This is true both in theory and in practice, as you can write any program with a borrow checker as you can without it.
TFA also dismisses all the advantages of the borrow checker and focuses on a narrow set of pain points of which every Rust developer is already aware. We still prefer those borrowing pain points over what we believe to be the much greater pain inflicted by other languages.
The compiler changed the type of my variable based on its usage. Usage in code I didn't write. There was no warning about this (even with clippy). The program crashed at runtime.
I found this amusing because it doesn't happen in dynamic languages, and it doesn't happen in languages where you have to specify the types. But Rust, with its emphasis on safety, somehow lured me into this trap within the first 15 minutes of programming.
I found it more amusing because in my other attempts at Rust, the compiler rejected my code constantly (which was valid and worked fine), but then also silently modified my program without warning to crash at runtime.
I saw an article by the developers of the Flow language, which suffered from a similar issue until it was fixed. They called it Spooky Action at a Distance.
This being said, I like Rust and its goals overall. I just wish it was a little more explicit with the types, and a little more configurable on the compiler strictness side. Many of its errors are actually just warnings, depending on your program. It feels disrespectful for a compiler to insist it knows better than the programmer, and to refuse to even compile the program.
- Marking and sweeping cause latency spikes which may be unacceptable if your program must have millisecond responsiveness.
- GC happens intermittently, which means garbage accumulates until each collection, and so your program is overall less memory efficient.

_MATERIALS PROVIDED:_
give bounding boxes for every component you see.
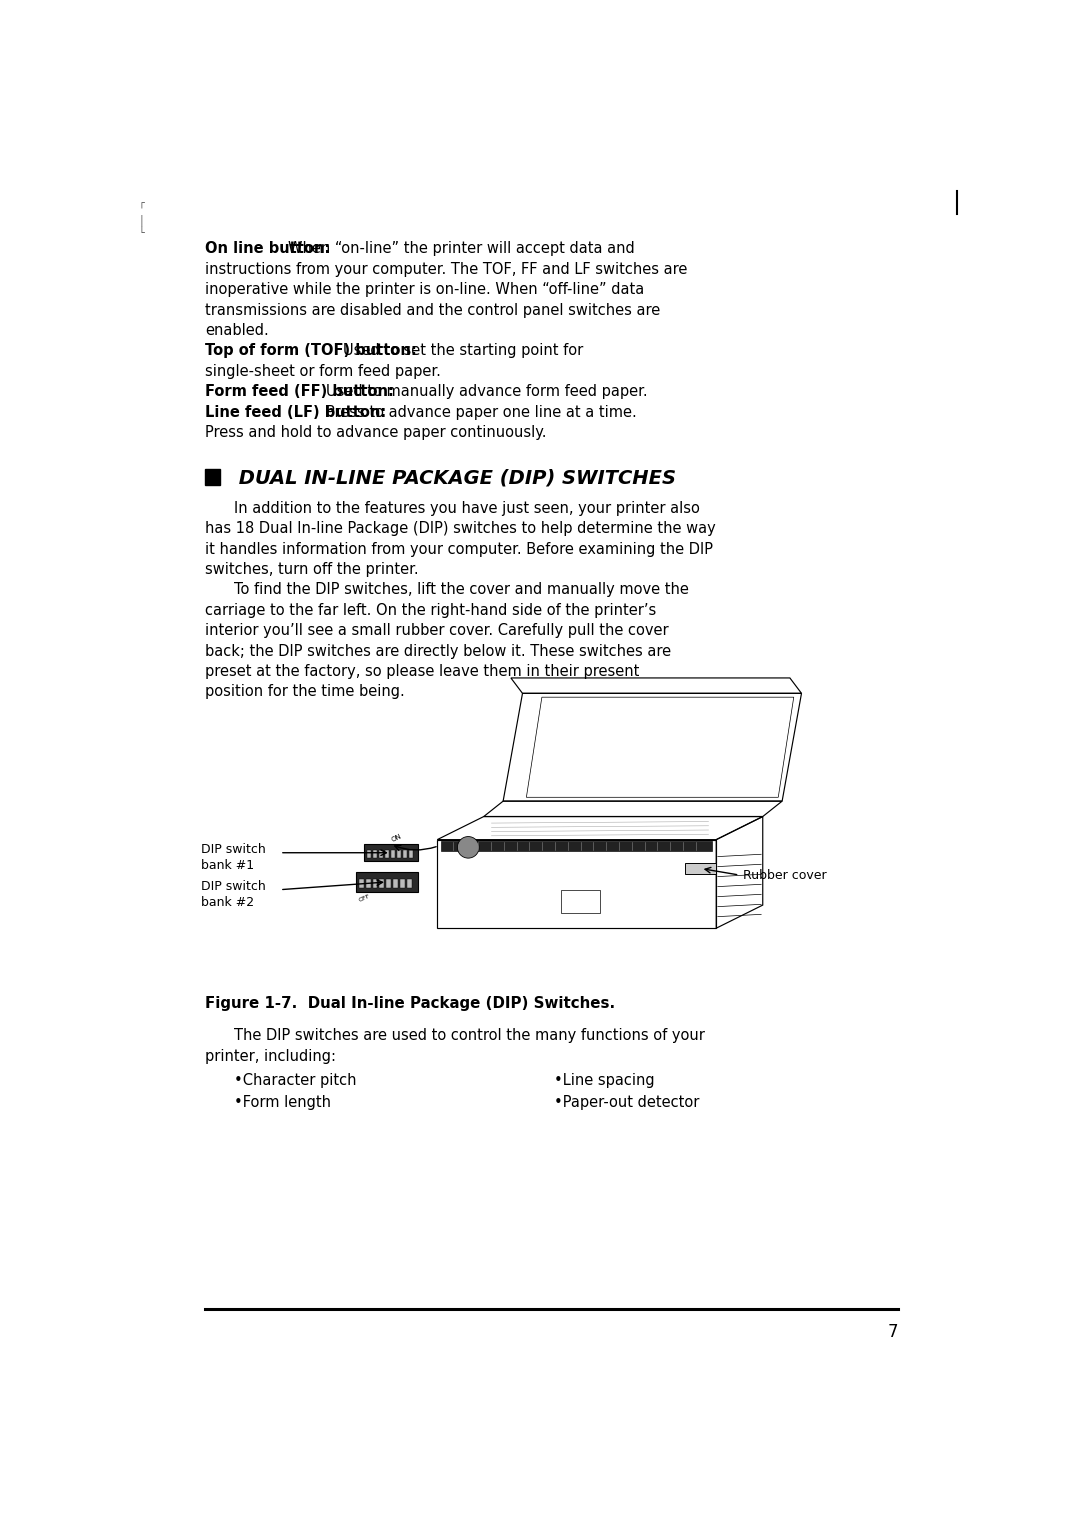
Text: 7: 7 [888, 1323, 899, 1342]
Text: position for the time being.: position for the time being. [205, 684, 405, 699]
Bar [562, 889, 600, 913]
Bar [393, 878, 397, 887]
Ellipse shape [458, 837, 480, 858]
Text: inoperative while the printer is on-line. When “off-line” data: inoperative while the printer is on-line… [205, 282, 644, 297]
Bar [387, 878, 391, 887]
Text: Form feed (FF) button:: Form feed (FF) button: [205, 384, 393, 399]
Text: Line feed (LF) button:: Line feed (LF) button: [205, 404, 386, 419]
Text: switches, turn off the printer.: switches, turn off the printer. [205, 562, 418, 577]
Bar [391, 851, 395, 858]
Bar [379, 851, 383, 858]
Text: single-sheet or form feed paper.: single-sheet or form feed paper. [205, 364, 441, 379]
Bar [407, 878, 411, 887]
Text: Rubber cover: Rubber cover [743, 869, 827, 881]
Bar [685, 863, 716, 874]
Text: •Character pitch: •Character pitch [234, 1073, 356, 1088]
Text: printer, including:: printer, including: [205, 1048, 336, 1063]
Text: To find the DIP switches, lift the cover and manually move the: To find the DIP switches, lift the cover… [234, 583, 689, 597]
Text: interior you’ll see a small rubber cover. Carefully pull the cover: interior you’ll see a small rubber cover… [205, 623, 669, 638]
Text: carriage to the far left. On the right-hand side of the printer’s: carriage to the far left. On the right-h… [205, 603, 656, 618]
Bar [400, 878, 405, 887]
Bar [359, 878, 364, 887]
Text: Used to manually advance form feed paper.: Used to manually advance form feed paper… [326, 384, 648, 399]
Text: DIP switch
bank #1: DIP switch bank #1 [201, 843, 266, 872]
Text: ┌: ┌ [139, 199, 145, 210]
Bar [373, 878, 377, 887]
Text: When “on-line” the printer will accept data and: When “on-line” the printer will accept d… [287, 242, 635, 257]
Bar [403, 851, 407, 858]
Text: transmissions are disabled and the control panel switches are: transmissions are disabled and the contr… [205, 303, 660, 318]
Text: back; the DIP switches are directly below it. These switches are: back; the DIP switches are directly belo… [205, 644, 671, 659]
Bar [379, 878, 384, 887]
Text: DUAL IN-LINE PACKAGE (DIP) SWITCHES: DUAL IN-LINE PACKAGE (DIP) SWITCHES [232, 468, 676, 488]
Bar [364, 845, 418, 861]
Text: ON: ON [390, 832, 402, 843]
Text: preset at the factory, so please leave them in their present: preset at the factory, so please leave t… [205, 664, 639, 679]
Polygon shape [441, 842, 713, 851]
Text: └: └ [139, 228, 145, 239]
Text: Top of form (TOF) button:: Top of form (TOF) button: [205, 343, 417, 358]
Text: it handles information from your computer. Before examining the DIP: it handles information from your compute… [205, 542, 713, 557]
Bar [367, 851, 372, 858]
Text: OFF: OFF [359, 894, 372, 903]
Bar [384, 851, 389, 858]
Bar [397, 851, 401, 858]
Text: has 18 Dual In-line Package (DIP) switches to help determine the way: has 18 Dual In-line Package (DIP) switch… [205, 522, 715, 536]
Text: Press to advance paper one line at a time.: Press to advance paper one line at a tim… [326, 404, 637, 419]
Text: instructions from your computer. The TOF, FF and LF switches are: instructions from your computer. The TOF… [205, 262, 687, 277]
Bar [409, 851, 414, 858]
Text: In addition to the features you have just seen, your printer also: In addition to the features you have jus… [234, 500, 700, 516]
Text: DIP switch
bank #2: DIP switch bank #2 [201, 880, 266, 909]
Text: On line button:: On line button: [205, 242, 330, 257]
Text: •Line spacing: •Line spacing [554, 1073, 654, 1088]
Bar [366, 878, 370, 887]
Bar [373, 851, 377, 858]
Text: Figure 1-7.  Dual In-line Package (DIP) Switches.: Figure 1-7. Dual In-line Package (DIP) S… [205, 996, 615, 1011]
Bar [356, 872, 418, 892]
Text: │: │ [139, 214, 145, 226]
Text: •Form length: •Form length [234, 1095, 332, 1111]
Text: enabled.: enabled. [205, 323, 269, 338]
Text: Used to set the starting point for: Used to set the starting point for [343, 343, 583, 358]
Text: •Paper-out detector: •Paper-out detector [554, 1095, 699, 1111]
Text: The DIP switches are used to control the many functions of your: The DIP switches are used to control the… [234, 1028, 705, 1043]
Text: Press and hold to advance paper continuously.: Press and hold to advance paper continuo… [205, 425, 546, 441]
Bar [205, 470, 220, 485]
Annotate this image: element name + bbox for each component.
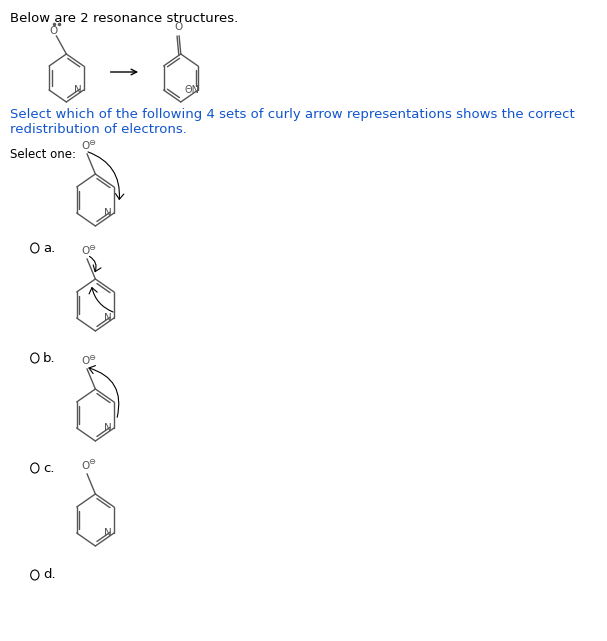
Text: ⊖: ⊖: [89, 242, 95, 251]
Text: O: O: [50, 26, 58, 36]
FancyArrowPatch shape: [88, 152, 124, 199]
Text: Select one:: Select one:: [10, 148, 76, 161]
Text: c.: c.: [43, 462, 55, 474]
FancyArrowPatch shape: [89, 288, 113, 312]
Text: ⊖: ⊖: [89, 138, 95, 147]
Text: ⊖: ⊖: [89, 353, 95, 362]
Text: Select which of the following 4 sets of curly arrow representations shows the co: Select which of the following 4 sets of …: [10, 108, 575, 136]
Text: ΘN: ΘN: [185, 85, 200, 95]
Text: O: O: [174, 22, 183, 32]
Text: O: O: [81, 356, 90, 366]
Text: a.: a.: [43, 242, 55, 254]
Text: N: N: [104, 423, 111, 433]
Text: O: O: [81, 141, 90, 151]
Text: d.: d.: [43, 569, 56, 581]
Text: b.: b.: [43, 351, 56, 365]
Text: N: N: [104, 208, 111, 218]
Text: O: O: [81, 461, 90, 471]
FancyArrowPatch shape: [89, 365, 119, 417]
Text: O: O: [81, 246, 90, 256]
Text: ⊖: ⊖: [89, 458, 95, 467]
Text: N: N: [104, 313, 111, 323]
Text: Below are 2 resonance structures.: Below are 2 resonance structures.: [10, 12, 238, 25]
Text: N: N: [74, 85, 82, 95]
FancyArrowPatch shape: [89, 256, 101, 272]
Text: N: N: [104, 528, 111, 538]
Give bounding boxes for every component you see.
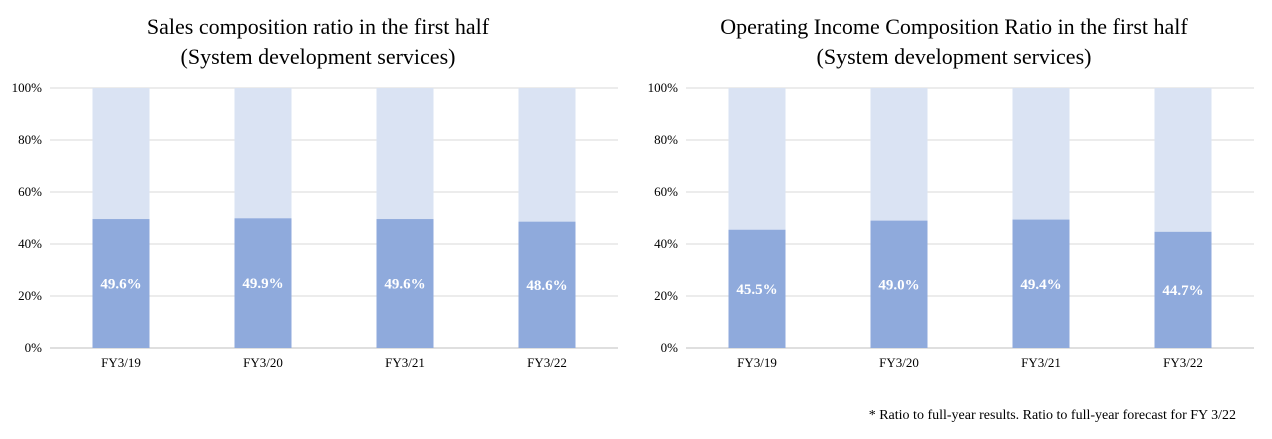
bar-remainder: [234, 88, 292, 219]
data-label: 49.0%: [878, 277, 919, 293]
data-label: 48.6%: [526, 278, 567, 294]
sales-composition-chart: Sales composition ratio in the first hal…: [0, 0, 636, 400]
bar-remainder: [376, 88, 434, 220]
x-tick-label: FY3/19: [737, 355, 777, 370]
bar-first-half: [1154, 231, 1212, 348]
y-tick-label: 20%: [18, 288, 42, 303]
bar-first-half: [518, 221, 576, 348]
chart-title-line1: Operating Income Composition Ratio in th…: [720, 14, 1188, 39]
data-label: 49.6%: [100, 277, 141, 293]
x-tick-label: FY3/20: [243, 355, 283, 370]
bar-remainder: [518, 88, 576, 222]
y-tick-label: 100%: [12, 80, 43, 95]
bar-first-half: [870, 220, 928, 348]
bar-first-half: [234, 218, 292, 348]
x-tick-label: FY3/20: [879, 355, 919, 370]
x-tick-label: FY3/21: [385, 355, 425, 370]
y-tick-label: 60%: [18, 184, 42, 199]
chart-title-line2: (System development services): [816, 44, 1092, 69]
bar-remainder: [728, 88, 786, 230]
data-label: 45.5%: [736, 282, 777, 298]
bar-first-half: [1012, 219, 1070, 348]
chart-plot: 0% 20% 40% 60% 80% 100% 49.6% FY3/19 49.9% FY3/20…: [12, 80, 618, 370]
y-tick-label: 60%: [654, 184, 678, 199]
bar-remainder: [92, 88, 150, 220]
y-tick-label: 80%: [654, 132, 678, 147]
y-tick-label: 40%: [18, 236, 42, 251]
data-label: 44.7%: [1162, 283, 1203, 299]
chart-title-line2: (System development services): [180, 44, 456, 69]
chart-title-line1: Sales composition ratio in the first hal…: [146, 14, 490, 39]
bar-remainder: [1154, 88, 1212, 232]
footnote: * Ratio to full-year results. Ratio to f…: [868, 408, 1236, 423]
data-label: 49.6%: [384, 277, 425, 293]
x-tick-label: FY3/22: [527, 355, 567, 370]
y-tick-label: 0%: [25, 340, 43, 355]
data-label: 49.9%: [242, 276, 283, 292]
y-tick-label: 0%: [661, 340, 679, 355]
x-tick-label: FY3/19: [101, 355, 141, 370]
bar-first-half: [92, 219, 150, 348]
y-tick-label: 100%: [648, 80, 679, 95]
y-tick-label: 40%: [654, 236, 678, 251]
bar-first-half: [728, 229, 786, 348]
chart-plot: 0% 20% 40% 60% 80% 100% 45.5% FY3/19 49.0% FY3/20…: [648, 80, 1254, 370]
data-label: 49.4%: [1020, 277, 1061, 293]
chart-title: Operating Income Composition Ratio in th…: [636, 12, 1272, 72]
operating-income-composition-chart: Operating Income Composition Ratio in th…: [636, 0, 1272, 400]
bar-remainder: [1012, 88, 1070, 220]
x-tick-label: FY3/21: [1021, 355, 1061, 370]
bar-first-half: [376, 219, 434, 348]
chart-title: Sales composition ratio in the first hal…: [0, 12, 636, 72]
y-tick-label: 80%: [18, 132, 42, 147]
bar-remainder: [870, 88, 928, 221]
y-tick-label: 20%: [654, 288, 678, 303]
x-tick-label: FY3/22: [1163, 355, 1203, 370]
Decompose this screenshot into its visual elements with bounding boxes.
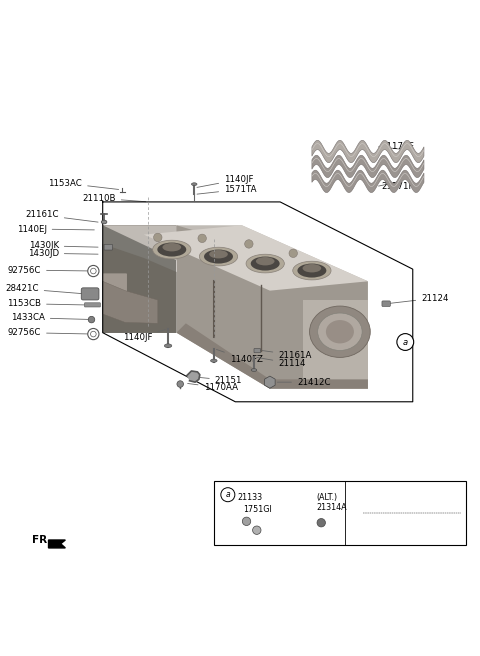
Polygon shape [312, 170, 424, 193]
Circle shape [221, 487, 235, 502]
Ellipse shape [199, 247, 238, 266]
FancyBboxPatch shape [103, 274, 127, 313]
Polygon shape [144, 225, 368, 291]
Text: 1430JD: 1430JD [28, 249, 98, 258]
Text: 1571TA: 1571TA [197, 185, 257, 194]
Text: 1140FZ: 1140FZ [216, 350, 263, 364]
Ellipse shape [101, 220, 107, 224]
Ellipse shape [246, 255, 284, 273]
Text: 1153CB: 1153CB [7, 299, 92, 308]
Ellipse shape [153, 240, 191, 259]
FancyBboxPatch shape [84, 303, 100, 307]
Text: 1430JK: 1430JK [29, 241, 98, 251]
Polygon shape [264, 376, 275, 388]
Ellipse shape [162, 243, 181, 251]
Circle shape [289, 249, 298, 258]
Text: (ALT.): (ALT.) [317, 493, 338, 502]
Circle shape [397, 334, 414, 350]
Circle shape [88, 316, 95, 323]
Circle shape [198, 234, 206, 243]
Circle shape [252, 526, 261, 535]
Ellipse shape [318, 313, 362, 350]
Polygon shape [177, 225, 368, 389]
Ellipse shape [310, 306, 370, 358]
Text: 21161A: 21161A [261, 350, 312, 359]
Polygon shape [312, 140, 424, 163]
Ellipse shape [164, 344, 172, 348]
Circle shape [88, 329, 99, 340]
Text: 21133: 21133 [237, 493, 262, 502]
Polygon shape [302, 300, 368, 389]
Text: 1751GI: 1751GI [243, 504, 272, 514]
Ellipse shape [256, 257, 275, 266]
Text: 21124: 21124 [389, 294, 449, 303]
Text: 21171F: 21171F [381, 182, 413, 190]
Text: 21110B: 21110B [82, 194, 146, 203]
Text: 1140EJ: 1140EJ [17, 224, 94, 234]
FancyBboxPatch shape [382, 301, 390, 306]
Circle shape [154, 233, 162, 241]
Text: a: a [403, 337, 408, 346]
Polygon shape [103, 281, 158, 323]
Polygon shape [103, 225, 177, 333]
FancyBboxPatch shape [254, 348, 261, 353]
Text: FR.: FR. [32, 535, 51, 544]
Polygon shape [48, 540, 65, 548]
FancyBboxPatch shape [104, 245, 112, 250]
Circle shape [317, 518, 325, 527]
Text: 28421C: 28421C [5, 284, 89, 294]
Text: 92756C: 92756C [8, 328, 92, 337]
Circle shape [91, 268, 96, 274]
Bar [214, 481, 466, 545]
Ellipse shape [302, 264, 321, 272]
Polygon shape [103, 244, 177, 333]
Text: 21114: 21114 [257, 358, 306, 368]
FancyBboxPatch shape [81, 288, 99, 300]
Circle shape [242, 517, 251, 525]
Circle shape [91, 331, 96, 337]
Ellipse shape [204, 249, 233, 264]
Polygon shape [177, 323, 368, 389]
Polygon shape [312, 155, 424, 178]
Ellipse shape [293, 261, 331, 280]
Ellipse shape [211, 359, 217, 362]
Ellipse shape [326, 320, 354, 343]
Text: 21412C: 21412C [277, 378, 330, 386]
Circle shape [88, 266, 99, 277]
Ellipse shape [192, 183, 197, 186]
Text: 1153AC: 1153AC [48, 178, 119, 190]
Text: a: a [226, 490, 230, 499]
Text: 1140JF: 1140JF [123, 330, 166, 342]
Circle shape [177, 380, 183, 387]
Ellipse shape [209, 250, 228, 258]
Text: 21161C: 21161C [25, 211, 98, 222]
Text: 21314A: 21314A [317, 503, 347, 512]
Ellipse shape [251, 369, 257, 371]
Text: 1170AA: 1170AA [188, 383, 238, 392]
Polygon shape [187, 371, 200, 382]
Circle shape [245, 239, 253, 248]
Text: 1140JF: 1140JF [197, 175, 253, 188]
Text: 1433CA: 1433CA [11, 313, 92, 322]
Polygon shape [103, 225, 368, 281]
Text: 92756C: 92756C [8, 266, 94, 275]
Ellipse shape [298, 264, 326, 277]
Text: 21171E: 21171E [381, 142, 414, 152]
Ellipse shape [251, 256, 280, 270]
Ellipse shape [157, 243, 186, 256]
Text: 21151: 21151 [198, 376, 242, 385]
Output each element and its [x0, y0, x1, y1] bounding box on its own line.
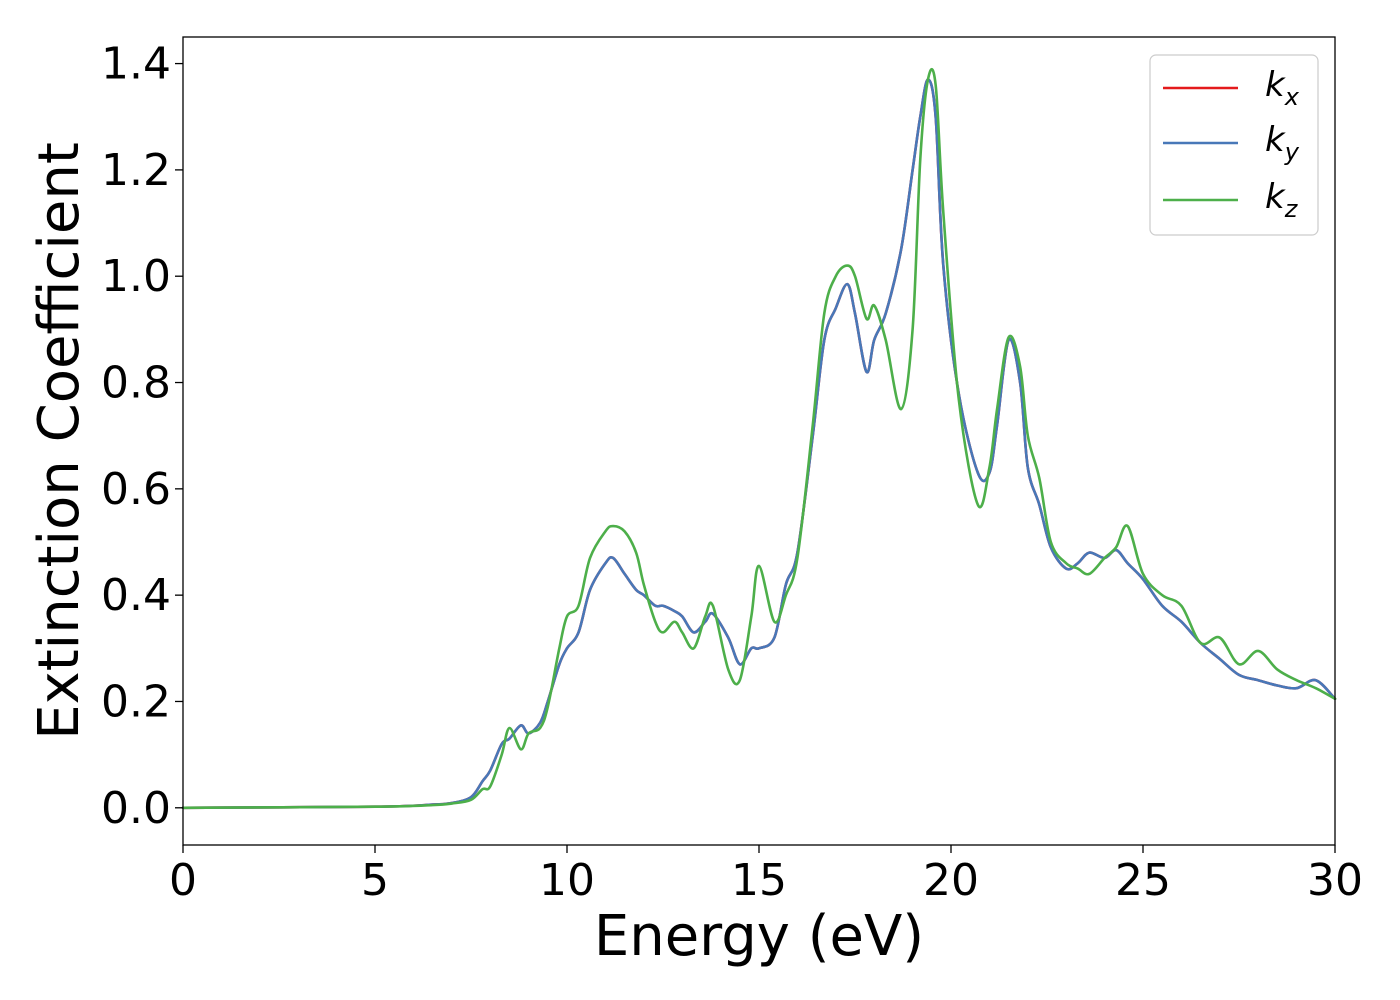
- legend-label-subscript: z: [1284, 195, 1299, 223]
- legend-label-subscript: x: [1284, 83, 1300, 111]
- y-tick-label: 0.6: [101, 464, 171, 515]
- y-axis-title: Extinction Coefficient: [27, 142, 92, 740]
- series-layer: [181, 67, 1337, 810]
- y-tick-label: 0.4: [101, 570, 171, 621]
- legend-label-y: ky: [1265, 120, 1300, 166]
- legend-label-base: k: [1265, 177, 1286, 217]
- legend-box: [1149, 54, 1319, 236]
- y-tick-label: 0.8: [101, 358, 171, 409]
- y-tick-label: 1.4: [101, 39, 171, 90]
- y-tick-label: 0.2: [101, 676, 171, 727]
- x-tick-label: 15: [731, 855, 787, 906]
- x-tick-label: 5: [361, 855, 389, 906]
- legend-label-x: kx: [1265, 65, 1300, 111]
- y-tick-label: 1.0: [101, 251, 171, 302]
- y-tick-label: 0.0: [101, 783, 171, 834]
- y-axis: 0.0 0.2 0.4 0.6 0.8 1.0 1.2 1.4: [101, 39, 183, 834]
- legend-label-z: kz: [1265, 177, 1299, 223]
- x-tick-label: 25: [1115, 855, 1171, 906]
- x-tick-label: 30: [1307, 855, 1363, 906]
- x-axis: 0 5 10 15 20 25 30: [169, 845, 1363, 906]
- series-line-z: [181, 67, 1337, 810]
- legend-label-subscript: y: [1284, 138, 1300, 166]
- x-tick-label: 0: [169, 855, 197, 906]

_PARTS OF THE EXERCISE:_
1. From the records, print the lines beginning at the line that contains "Text: ⊖: ⊖: [89, 242, 95, 251]" and stopping after the line that contains "Text: N: N: [104, 313, 111, 323]", with both of those lines included.
2. Proceed with the text on Rust's borrow checker and garbage collection, starting after its last sentence.

_OUTPUTS:_
1.
Text: ⊖: ⊖: [89, 242, 95, 251]
Text: O: O: [50, 26, 58, 36]
FancyArrowPatch shape: [88, 152, 124, 199]
Text: Select one:: Select one:: [10, 148, 76, 161]
Text: c.: c.: [43, 462, 55, 474]
FancyArrowPatch shape: [89, 288, 113, 312]
Text: ⊖: ⊖: [89, 138, 95, 147]
Text: ⊖: ⊖: [89, 353, 95, 362]
Text: Select which of the following 4 sets of curly arrow representations shows the co: Select which of the following 4 sets of …: [10, 108, 575, 136]
Text: ΘN: ΘN: [185, 85, 200, 95]
Text: O: O: [174, 22, 183, 32]
Text: O: O: [81, 356, 90, 366]
Text: a.: a.: [43, 242, 55, 254]
Text: N: N: [104, 423, 111, 433]
Text: O: O: [81, 141, 90, 151]
Text: d.: d.: [43, 569, 56, 581]
Text: b.: b.: [43, 351, 56, 365]
Text: N: N: [104, 208, 111, 218]
Text: O: O: [81, 461, 90, 471]
FancyArrowPatch shape: [89, 365, 119, 417]
Text: O: O: [81, 246, 90, 256]
Text: ⊖: ⊖: [89, 458, 95, 467]
Text: N: N: [104, 313, 111, 323]

2.
With modern concurrent collectors like Java's ZGC, that's not the case any longer. They show sub-millisecond pause times and run concurrently. The trade-off is a higher CPU utilization and thus reduced overall throughput, which if and when it is a problem can oftentimes be mitigated by scaling out to more compute nodes.
Indices aren't simply "references but worse". There are some advantages:
- they are human readable
- they are just data, so can be trivially serialized/deserialized and retain their meaning
- you can make them smaller than 64 bits, saving memory and letting you keep more in cache
Also I don't see how they're unsafe. The array accesses are still bounds-checked and type-checked. Logical errors, sure I can see that. But where's the unsafety?
This goes for not only unchecked indexing but also eg. transmuting based on a checked index into a &[u8] or such. If those indexes move in and out of your API and you do some kind of GC on your arrays / vectors, then you might run into indices being use-after-free and now those SAFETY comments that previously felt pretty obvious, even trivial, may no longer be quite so safe to be around of.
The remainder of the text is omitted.